What to work on:
Scan the records and identify every line in which the string "note" occurs, then return those lines.
# Records supplied start
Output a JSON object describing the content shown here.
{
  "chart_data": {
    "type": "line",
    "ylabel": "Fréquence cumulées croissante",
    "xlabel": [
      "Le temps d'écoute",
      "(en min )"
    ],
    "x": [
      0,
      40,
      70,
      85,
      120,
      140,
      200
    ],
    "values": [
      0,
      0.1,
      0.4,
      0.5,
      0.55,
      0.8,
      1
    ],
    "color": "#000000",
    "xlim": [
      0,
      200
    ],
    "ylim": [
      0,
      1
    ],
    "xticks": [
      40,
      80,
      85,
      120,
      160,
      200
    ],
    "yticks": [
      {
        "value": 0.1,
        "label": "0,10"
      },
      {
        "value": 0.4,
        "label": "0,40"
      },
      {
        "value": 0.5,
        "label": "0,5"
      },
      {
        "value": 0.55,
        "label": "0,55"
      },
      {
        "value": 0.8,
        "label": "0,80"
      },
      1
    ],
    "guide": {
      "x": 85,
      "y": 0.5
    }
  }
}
# Records supplied end
# Records supplied start
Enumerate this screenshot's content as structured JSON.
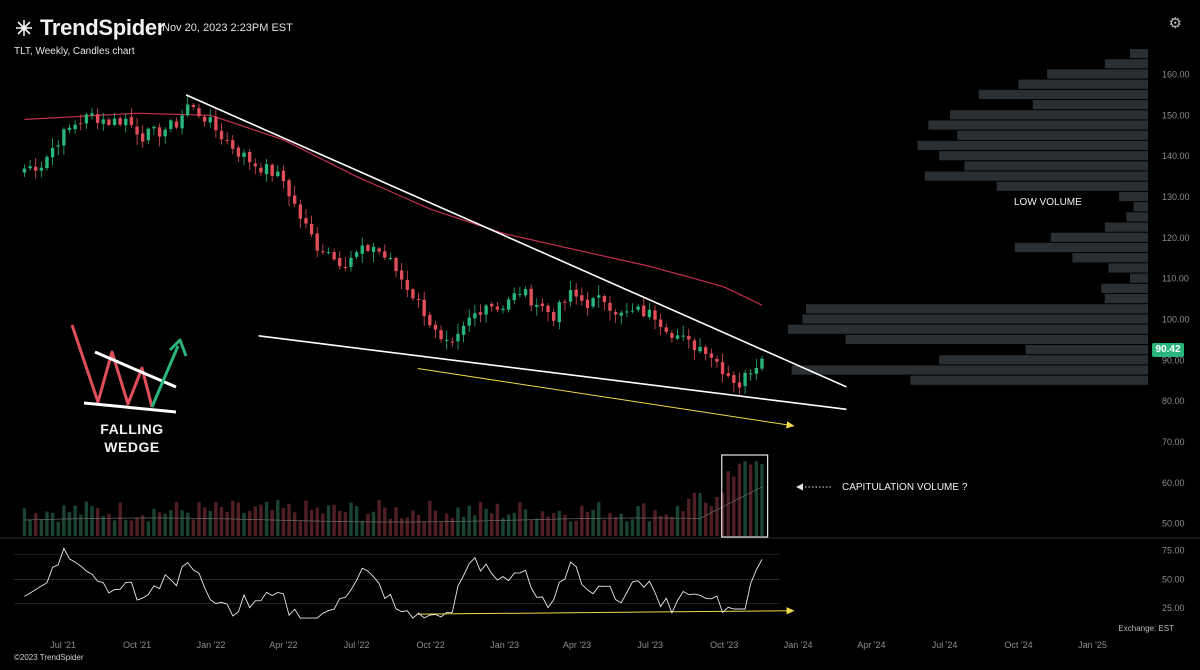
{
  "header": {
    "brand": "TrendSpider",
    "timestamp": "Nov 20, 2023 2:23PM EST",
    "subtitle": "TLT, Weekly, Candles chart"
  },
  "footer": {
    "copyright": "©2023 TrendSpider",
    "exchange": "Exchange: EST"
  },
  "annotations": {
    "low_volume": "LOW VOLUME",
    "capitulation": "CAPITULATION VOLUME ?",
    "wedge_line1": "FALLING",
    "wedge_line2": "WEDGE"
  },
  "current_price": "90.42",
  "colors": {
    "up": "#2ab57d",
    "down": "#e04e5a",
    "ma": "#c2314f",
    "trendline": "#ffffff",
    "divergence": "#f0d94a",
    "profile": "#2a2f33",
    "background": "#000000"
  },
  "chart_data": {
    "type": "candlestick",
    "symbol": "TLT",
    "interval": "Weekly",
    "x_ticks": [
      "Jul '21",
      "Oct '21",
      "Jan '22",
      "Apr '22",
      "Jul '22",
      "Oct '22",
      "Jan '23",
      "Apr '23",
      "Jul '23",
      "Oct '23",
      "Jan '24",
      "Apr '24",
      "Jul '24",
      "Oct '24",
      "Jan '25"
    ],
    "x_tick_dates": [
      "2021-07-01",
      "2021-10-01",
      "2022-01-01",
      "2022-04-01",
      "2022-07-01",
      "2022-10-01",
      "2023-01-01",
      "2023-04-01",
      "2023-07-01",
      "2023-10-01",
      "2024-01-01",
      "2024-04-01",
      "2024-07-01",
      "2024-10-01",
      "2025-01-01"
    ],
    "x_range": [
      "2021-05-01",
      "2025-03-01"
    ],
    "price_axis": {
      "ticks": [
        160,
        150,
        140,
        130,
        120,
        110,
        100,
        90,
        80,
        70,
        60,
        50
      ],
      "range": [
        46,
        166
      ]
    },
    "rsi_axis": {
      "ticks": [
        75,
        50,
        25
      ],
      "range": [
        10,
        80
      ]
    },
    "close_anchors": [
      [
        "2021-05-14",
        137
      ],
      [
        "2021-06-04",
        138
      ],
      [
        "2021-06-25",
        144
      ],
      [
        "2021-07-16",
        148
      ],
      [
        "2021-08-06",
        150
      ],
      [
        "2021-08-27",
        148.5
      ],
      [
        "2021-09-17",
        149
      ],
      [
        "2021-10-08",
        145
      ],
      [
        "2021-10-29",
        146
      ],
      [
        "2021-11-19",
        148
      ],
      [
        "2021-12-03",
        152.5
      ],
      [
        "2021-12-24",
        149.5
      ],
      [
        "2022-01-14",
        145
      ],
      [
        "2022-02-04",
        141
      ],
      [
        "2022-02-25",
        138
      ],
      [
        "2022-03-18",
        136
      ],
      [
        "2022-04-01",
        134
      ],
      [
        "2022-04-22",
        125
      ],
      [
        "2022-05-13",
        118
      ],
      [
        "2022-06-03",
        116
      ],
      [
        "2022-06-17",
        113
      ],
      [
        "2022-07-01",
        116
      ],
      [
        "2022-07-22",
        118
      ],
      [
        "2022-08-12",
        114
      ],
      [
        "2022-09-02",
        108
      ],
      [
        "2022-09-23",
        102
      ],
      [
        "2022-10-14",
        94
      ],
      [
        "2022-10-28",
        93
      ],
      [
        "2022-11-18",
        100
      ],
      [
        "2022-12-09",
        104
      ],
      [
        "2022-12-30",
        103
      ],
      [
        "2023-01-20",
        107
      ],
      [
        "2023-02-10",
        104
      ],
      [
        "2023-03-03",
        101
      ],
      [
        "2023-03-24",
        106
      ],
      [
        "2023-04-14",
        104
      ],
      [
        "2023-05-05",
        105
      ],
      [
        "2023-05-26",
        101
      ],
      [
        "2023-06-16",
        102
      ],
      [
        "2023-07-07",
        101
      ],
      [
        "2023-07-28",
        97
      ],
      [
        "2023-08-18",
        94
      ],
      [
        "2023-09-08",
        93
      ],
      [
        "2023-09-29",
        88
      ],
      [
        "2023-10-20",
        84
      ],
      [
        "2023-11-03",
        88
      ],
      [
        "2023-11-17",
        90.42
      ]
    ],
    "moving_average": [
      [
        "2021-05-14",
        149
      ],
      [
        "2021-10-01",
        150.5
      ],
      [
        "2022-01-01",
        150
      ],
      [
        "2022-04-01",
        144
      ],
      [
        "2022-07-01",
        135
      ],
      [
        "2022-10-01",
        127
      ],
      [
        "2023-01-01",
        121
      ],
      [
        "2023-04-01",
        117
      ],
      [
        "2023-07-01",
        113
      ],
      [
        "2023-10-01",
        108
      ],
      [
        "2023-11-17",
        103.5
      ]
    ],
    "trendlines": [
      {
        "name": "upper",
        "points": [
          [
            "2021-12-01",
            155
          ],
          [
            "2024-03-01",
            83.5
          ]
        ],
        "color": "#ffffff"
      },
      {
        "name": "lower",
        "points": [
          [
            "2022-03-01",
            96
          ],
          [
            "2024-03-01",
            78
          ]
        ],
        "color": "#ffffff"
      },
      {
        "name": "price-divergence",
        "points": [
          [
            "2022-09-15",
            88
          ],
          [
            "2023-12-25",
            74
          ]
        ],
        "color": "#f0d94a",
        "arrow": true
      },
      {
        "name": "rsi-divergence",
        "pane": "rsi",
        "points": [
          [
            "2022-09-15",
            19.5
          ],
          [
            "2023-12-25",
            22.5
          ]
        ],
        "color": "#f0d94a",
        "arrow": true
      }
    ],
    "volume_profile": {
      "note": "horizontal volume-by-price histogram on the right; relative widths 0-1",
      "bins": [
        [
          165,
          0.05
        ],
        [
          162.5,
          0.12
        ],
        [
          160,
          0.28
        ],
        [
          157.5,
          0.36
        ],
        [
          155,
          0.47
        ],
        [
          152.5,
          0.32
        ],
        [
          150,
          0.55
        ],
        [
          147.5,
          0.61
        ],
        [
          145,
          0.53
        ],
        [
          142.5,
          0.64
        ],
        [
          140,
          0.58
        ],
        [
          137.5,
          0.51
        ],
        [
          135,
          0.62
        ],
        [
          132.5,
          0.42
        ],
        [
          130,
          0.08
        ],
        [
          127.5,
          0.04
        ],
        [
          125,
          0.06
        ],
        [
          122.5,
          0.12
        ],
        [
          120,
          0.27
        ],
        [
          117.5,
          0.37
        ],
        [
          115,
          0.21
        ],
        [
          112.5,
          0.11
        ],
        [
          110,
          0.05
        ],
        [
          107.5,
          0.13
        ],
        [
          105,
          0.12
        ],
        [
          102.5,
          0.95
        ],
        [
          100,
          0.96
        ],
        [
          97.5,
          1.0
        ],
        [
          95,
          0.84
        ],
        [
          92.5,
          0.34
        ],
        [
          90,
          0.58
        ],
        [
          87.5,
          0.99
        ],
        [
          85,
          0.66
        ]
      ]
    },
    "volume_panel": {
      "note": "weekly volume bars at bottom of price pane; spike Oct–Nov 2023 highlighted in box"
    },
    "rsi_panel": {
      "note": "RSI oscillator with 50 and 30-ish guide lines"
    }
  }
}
# Records supplied end
Exercise output:
      "note": "horizontal volume-by-price histogram on the right; relative widths 0-1",
      "note": "weekly volume bars at bottom of price pane; spike Oct–Nov 2023 highlighted in box"
      "note": "RSI oscillator with 50 and 30-ish guide lines"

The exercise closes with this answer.